▶ [Set exercise]:
Every entry must be repeated exactly. Exclude all pictures.

Data entries for graphics
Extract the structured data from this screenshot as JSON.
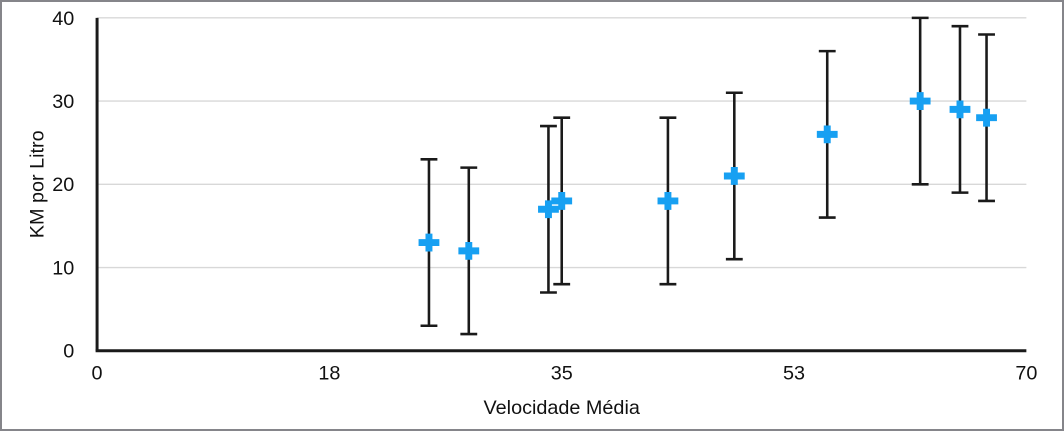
{
  "chart_data": {
    "type": "scatter",
    "title": "",
    "xlabel": "Velocidade Média",
    "ylabel": "KM por Litro",
    "xlim": [
      0,
      70
    ],
    "ylim": [
      0,
      40
    ],
    "x_ticks": [
      {
        "v": 0,
        "label": "0"
      },
      {
        "v": 17.5,
        "label": "18"
      },
      {
        "v": 35,
        "label": "35"
      },
      {
        "v": 52.5,
        "label": "53"
      },
      {
        "v": 70,
        "label": "70"
      }
    ],
    "y_ticks": [
      {
        "v": 0,
        "label": "0"
      },
      {
        "v": 10,
        "label": "10"
      },
      {
        "v": 20,
        "label": "20"
      },
      {
        "v": 30,
        "label": "30"
      },
      {
        "v": 40,
        "label": "40"
      }
    ],
    "grid": "horizontal",
    "legend_position": "none",
    "series": [
      {
        "name": "KM por Litro",
        "marker": "plus",
        "marker_color": "#17A0F2",
        "error_bars": {
          "mode": "fixed",
          "plus": 10,
          "minus": 10,
          "color": "#1A1A1A"
        },
        "points": [
          {
            "x": 25,
            "y": 13
          },
          {
            "x": 28,
            "y": 12
          },
          {
            "x": 34,
            "y": 17
          },
          {
            "x": 35,
            "y": 18
          },
          {
            "x": 43,
            "y": 18
          },
          {
            "x": 48,
            "y": 21
          },
          {
            "x": 55,
            "y": 26
          },
          {
            "x": 62,
            "y": 30
          },
          {
            "x": 65,
            "y": 29
          },
          {
            "x": 67,
            "y": 28
          }
        ]
      }
    ],
    "colors": {
      "axis": "#1A1A1A",
      "grid": "#D8D8D8",
      "tick_text": "#111111"
    }
  }
}
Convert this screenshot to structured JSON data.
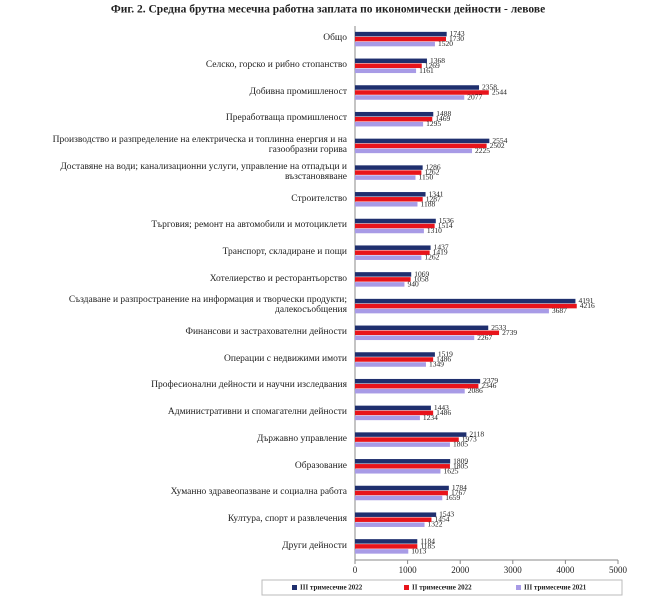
{
  "chart_data": {
    "type": "hbar",
    "title": "Фиг. 2. Средна брутна месечна работна заплата по икономически дейности - левове",
    "categories": [
      "Общо",
      "Селско, горско и рибно стопанство",
      "Добивна промишленост",
      "Преработваща промишленост",
      "Производство и разпределение на електрическа и топлинна енергия и на газообразни горива",
      "Доставяне на води; канализационни услуги, управление на отпадъци и възстановяване",
      "Строителство",
      "Търговия; ремонт на автомобили и мотоциклети",
      "Транспорт, складиране и пощи",
      "Хотелиерство и ресторантьорство",
      "Създаване и разпространение на информация и творчески продукти; далекосъобщения",
      "Финансови и застрахователни дейности",
      "Операции с недвижими имоти",
      "Професионални дейности и научни изследвания",
      "Административни и спомагателни дейности",
      "Държавно управление",
      "Образование",
      "Хуманно здравеопазване и социална работа",
      "Култура, спорт и развлечения",
      "Други дейности"
    ],
    "series": [
      {
        "name": "III тримесечие 2022",
        "color": "#1f2f6e",
        "values": [
          1743,
          1368,
          2358,
          1488,
          2554,
          1286,
          1341,
          1536,
          1437,
          1069,
          4191,
          2533,
          1519,
          2379,
          1443,
          2118,
          1809,
          1784,
          1543,
          1184
        ]
      },
      {
        "name": "II тримесечие 2022",
        "color": "#e8141b",
        "values": [
          1730,
          1269,
          2544,
          1469,
          2502,
          1262,
          1287,
          1514,
          1419,
          1058,
          4216,
          2739,
          1486,
          2346,
          1486,
          1973,
          1805,
          1767,
          1454,
          1185
        ]
      },
      {
        "name": "III тримесечие 2021",
        "color": "#a89be6",
        "values": [
          1520,
          1161,
          2077,
          1295,
          2225,
          1150,
          1188,
          1310,
          1262,
          940,
          3687,
          2267,
          1349,
          2086,
          1234,
          1805,
          1625,
          1659,
          1322,
          1013
        ]
      }
    ],
    "xlim": [
      0,
      5000
    ],
    "xticks": [
      0,
      1000,
      2000,
      3000,
      4000,
      5000
    ],
    "grid": false,
    "legend": "bottom"
  }
}
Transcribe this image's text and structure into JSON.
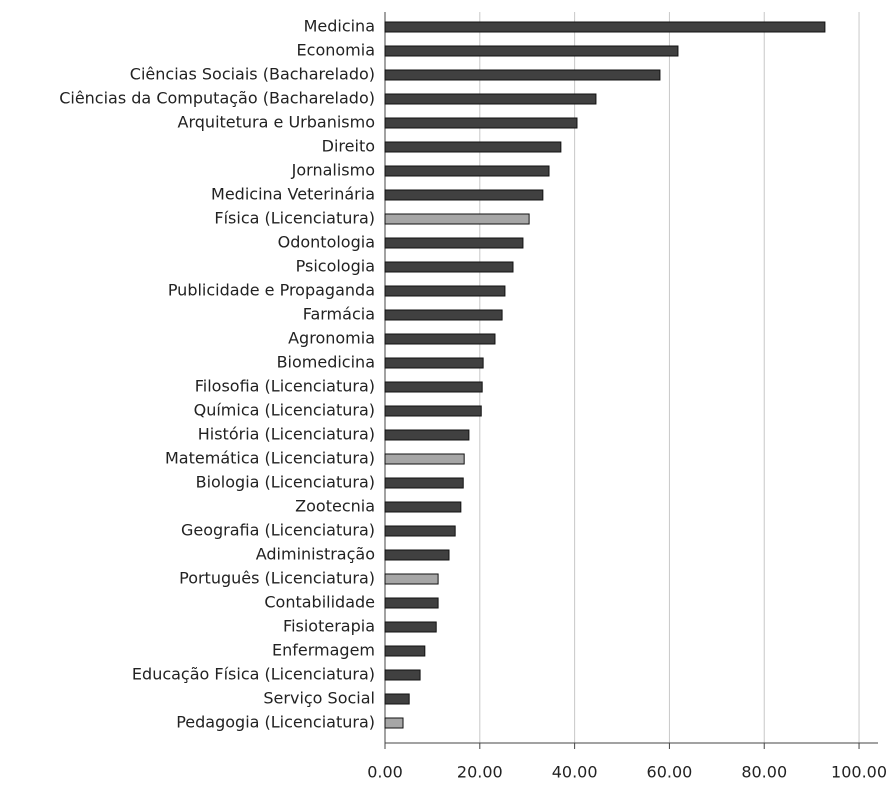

▶ [Correct output]:
Extract the structured data from this screenshot as JSON.
{
  "chart_data": {
    "type": "scatter",
    "title": "",
    "xlabel": "Velocidade Média",
    "ylabel": "KM por Litro",
    "xlim": [
      0,
      70
    ],
    "ylim": [
      0,
      40
    ],
    "x_ticks": [
      {
        "v": 0,
        "label": "0"
      },
      {
        "v": 17.5,
        "label": "18"
      },
      {
        "v": 35,
        "label": "35"
      },
      {
        "v": 52.5,
        "label": "53"
      },
      {
        "v": 70,
        "label": "70"
      }
    ],
    "y_ticks": [
      {
        "v": 0,
        "label": "0"
      },
      {
        "v": 10,
        "label": "10"
      },
      {
        "v": 20,
        "label": "20"
      },
      {
        "v": 30,
        "label": "30"
      },
      {
        "v": 40,
        "label": "40"
      }
    ],
    "grid": "horizontal",
    "legend_position": "none",
    "series": [
      {
        "name": "KM por Litro",
        "marker": "plus",
        "marker_color": "#17A0F2",
        "error_bars": {
          "mode": "fixed",
          "plus": 10,
          "minus": 10,
          "color": "#1A1A1A"
        },
        "points": [
          {
            "x": 25,
            "y": 13
          },
          {
            "x": 28,
            "y": 12
          },
          {
            "x": 34,
            "y": 17
          },
          {
            "x": 35,
            "y": 18
          },
          {
            "x": 43,
            "y": 18
          },
          {
            "x": 48,
            "y": 21
          },
          {
            "x": 55,
            "y": 26
          },
          {
            "x": 62,
            "y": 30
          },
          {
            "x": 65,
            "y": 29
          },
          {
            "x": 67,
            "y": 28
          }
        ]
      }
    ],
    "colors": {
      "axis": "#1A1A1A",
      "grid": "#D8D8D8",
      "tick_text": "#111111"
    }
  }
}
Convert this screenshot to structured JSON data.
{
  "chart_data": {
    "type": "hbar",
    "title": "Фиг. 2. Средна брутна месечна работна заплата по икономически дейности - левове",
    "categories": [
      "Общо",
      "Селско, горско и рибно стопанство",
      "Добивна промишленост",
      "Преработваща промишленост",
      "Производство и разпределение на електрическа и топлинна енергия и на газообразни горива",
      "Доставяне на води; канализационни услуги, управление на отпадъци и възстановяване",
      "Строителство",
      "Търговия; ремонт на автомобили и мотоциклети",
      "Транспорт, складиране и пощи",
      "Хотелиерство и ресторантьорство",
      "Създаване и разпространение на информация и творчески продукти; далекосъобщения",
      "Финансови и застрахователни дейности",
      "Операции с недвижими имоти",
      "Професионални дейности и научни изследвания",
      "Административни и спомагателни дейности",
      "Държавно управление",
      "Образование",
      "Хуманно здравеопазване и социална работа",
      "Култура, спорт и развлечения",
      "Други дейности"
    ],
    "series": [
      {
        "name": "III тримесечие 2022",
        "color": "#1f2f6e",
        "values": [
          1743,
          1368,
          2358,
          1488,
          2554,
          1286,
          1341,
          1536,
          1437,
          1069,
          4191,
          2533,
          1519,
          2379,
          1443,
          2118,
          1809,
          1784,
          1543,
          1184
        ]
      },
      {
        "name": "II тримесечие 2022",
        "color": "#e8141b",
        "values": [
          1730,
          1269,
          2544,
          1469,
          2502,
          1262,
          1287,
          1514,
          1419,
          1058,
          4216,
          2739,
          1486,
          2346,
          1486,
          1973,
          1805,
          1767,
          1454,
          1185
        ]
      },
      {
        "name": "III тримесечие 2021",
        "color": "#a89be6",
        "values": [
          1520,
          1161,
          2077,
          1295,
          2225,
          1150,
          1188,
          1310,
          1262,
          940,
          3687,
          2267,
          1349,
          2086,
          1234,
          1805,
          1625,
          1659,
          1322,
          1013
        ]
      }
    ],
    "xlim": [
      0,
      5000
    ],
    "xticks": [
      0,
      1000,
      2000,
      3000,
      4000,
      5000
    ],
    "grid": false,
    "legend": "bottom"
  }
}
Transcribe this image's text and structure into JSON.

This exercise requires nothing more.